__SHORT PROBLEM__
Repeat the records in full and exactly, omitting pictures.
+ + + + + + +
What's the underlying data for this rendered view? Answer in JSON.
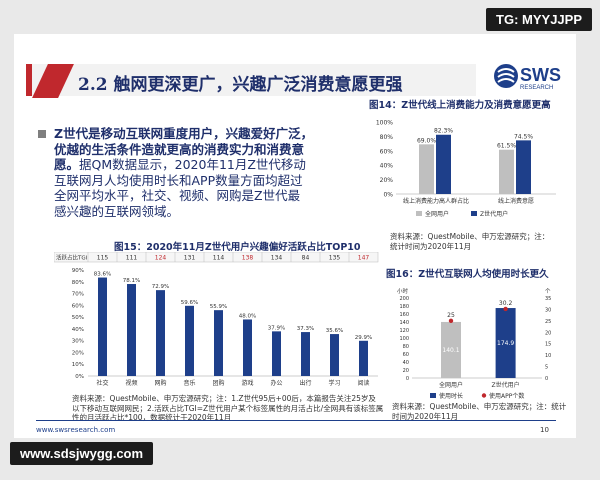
{
  "watermark_top": "TG: MYYJJPP",
  "watermark_bottom": "www.sdsjwygg.com",
  "header": {
    "title": "2.2 触网更深更广，兴趣广泛消费意愿更强",
    "logo_text": "SWS",
    "logo_sub": "RESEARCH"
  },
  "bullet": {
    "lines": [
      "Z世代是移动互联网重度用户，兴趣爱好广泛，",
      "优越的生活条件造就更高的消费实力和消费意",
      "愿。据QM数据显示，2020年11月Z世代移动",
      "互联网月人均使用时长和APP数量方面均超过",
      "全网平均水平，社交、视频、网购是Z世代最",
      "感兴趣的互联网领域。"
    ]
  },
  "fig14": {
    "title": "图14：Z世代线上消费能力及消费意愿更高",
    "source_lines": [
      "资料来源：QuestMobile、申万宏源研究；注：",
      "统计时间为2020年11月"
    ]
  },
  "fig15": {
    "title": "图15：2020年11月Z世代用户兴趣偏好活跃占比TOP10",
    "source_lines": [
      "资料来源：QuestMobile、申万宏源研究；注：1.Z世代95后+00后，本篇报告关注25岁及",
      "以下移动互联网网民；2.活跃占比TGI=Z世代用户某个标签属性的月活占比/全网具有该标签属",
      "性的月活跃占比*100，数据统计于2020年11月"
    ]
  },
  "fig16": {
    "title": "图16：Z世代互联网人均使用时长更久",
    "source_lines": [
      "资料来源：QuestMobile、申万宏源研究；注：统计",
      "时间为2020年11月"
    ]
  },
  "footer": {
    "url": "www.swsresearch.com",
    "page": "10"
  },
  "colors": {
    "dark_blue": "#1e3f8a",
    "light_gray": "#bfbfbf",
    "accent_red": "#c0282d",
    "navy_text": "#1f2f6b"
  },
  "chart_data": [
    {
      "type": "bar",
      "id": "fig14",
      "categories": [
        "线上消费能力高人群占比",
        "线上消费意愿"
      ],
      "series": [
        {
          "name": "全网用户",
          "values": [
            69.0,
            61.5
          ],
          "labels": [
            "69.0%",
            "61.5%"
          ]
        },
        {
          "name": "Z世代用户",
          "values": [
            82.3,
            74.5
          ],
          "labels": [
            "82.3%",
            "74.5%"
          ]
        }
      ],
      "ylim": [
        0,
        100
      ],
      "yticks": [
        "0%",
        "20%",
        "40%",
        "60%",
        "80%",
        "100%"
      ],
      "legend_position": "bottom"
    },
    {
      "type": "bar",
      "id": "fig15",
      "categories": [
        "社交",
        "视频",
        "网购",
        "音乐",
        "团购",
        "游戏",
        "办公",
        "出行",
        "学习",
        "阅读"
      ],
      "values": [
        83.6,
        78.1,
        72.9,
        59.6,
        55.9,
        48.0,
        37.9,
        37.3,
        35.6,
        29.9
      ],
      "value_labels": [
        "83.6%",
        "78.1%",
        "72.9%",
        "59.6%",
        "55.9%",
        "48.0%",
        "37.9%",
        "37.3%",
        "35.6%",
        "29.9%"
      ],
      "tgi_label": "活跃占比TGI",
      "tgi": [
        "115",
        "111",
        "124",
        "131",
        "114",
        "138",
        "134",
        "84",
        "135",
        "147"
      ],
      "tgi_highlight": [
        false,
        false,
        true,
        false,
        false,
        true,
        false,
        false,
        false,
        true
      ],
      "ylim": [
        0,
        90
      ],
      "yticks": [
        "0%",
        "10%",
        "20%",
        "30%",
        "40%",
        "50%",
        "60%",
        "70%",
        "80%",
        "90%"
      ]
    },
    {
      "type": "bar",
      "id": "fig16",
      "categories": [
        "全网用户",
        "Z世代用户"
      ],
      "series": [
        {
          "name": "使用时长",
          "values": [
            140.1,
            174.9
          ],
          "labels": [
            "140.1",
            "174.9"
          ]
        },
        {
          "name": "使用APP个数",
          "values": [
            25,
            30.2
          ],
          "labels": [
            "25",
            "30.2"
          ]
        }
      ],
      "y_left": {
        "label": "小时",
        "ylim": [
          0,
          200
        ],
        "yticks": [
          "0",
          "20",
          "40",
          "60",
          "80",
          "100",
          "120",
          "140",
          "160",
          "180",
          "200"
        ]
      },
      "y_right": {
        "label": "个",
        "ylim": [
          0,
          35
        ],
        "yticks": [
          "0",
          "5",
          "10",
          "15",
          "20",
          "25",
          "30",
          "35"
        ]
      },
      "legend_position": "bottom"
    }
  ]
}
+ + + + + + +
__ANSWER TO THE PROBLEM__
What's the underlying data for this rendered view? Answer in JSON.
{
  "watermark_top": "TG: MYYJJPP",
  "watermark_bottom": "www.sdsjwygg.com",
  "header": {
    "title": "2.2 触网更深更广，兴趣广泛消费意愿更强",
    "logo_text": "SWS",
    "logo_sub": "RESEARCH"
  },
  "bullet": {
    "lines": [
      "Z世代是移动互联网重度用户，兴趣爱好广泛，",
      "优越的生活条件造就更高的消费实力和消费意",
      "愿。据QM数据显示，2020年11月Z世代移动",
      "互联网月人均使用时长和APP数量方面均超过",
      "全网平均水平，社交、视频、网购是Z世代最",
      "感兴趣的互联网领域。"
    ]
  },
  "fig14": {
    "title": "图14：Z世代线上消费能力及消费意愿更高",
    "source_lines": [
      "资料来源：QuestMobile、申万宏源研究；注：",
      "统计时间为2020年11月"
    ]
  },
  "fig15": {
    "title": "图15：2020年11月Z世代用户兴趣偏好活跃占比TOP10",
    "source_lines": [
      "资料来源：QuestMobile、申万宏源研究；注：1.Z世代95后+00后，本篇报告关注25岁及",
      "以下移动互联网网民；2.活跃占比TGI=Z世代用户某个标签属性的月活占比/全网具有该标签属",
      "性的月活跃占比*100，数据统计于2020年11月"
    ]
  },
  "fig16": {
    "title": "图16：Z世代互联网人均使用时长更久",
    "source_lines": [
      "资料来源：QuestMobile、申万宏源研究；注：统计",
      "时间为2020年11月"
    ]
  },
  "footer": {
    "url": "www.swsresearch.com",
    "page": "10"
  },
  "colors": {
    "dark_blue": "#1e3f8a",
    "light_gray": "#bfbfbf",
    "accent_red": "#c0282d",
    "navy_text": "#1f2f6b"
  },
  "chart_data": [
    {
      "type": "bar",
      "id": "fig14",
      "categories": [
        "线上消费能力高人群占比",
        "线上消费意愿"
      ],
      "series": [
        {
          "name": "全网用户",
          "values": [
            69.0,
            61.5
          ],
          "labels": [
            "69.0%",
            "61.5%"
          ]
        },
        {
          "name": "Z世代用户",
          "values": [
            82.3,
            74.5
          ],
          "labels": [
            "82.3%",
            "74.5%"
          ]
        }
      ],
      "ylim": [
        0,
        100
      ],
      "yticks": [
        "0%",
        "20%",
        "40%",
        "60%",
        "80%",
        "100%"
      ],
      "legend_position": "bottom"
    },
    {
      "type": "bar",
      "id": "fig15",
      "categories": [
        "社交",
        "视频",
        "网购",
        "音乐",
        "团购",
        "游戏",
        "办公",
        "出行",
        "学习",
        "阅读"
      ],
      "values": [
        83.6,
        78.1,
        72.9,
        59.6,
        55.9,
        48.0,
        37.9,
        37.3,
        35.6,
        29.9
      ],
      "value_labels": [
        "83.6%",
        "78.1%",
        "72.9%",
        "59.6%",
        "55.9%",
        "48.0%",
        "37.9%",
        "37.3%",
        "35.6%",
        "29.9%"
      ],
      "tgi_label": "活跃占比TGI",
      "tgi": [
        "115",
        "111",
        "124",
        "131",
        "114",
        "138",
        "134",
        "84",
        "135",
        "147"
      ],
      "tgi_highlight": [
        false,
        false,
        true,
        false,
        false,
        true,
        false,
        false,
        false,
        true
      ],
      "ylim": [
        0,
        90
      ],
      "yticks": [
        "0%",
        "10%",
        "20%",
        "30%",
        "40%",
        "50%",
        "60%",
        "70%",
        "80%",
        "90%"
      ]
    },
    {
      "type": "bar",
      "id": "fig16",
      "categories": [
        "全网用户",
        "Z世代用户"
      ],
      "series": [
        {
          "name": "使用时长",
          "values": [
            140.1,
            174.9
          ],
          "labels": [
            "140.1",
            "174.9"
          ]
        },
        {
          "name": "使用APP个数",
          "values": [
            25,
            30.2
          ],
          "labels": [
            "25",
            "30.2"
          ]
        }
      ],
      "y_left": {
        "label": "小时",
        "ylim": [
          0,
          200
        ],
        "yticks": [
          "0",
          "20",
          "40",
          "60",
          "80",
          "100",
          "120",
          "140",
          "160",
          "180",
          "200"
        ]
      },
      "y_right": {
        "label": "个",
        "ylim": [
          0,
          35
        ],
        "yticks": [
          "0",
          "5",
          "10",
          "15",
          "20",
          "25",
          "30",
          "35"
        ]
      },
      "legend_position": "bottom"
    }
  ]
}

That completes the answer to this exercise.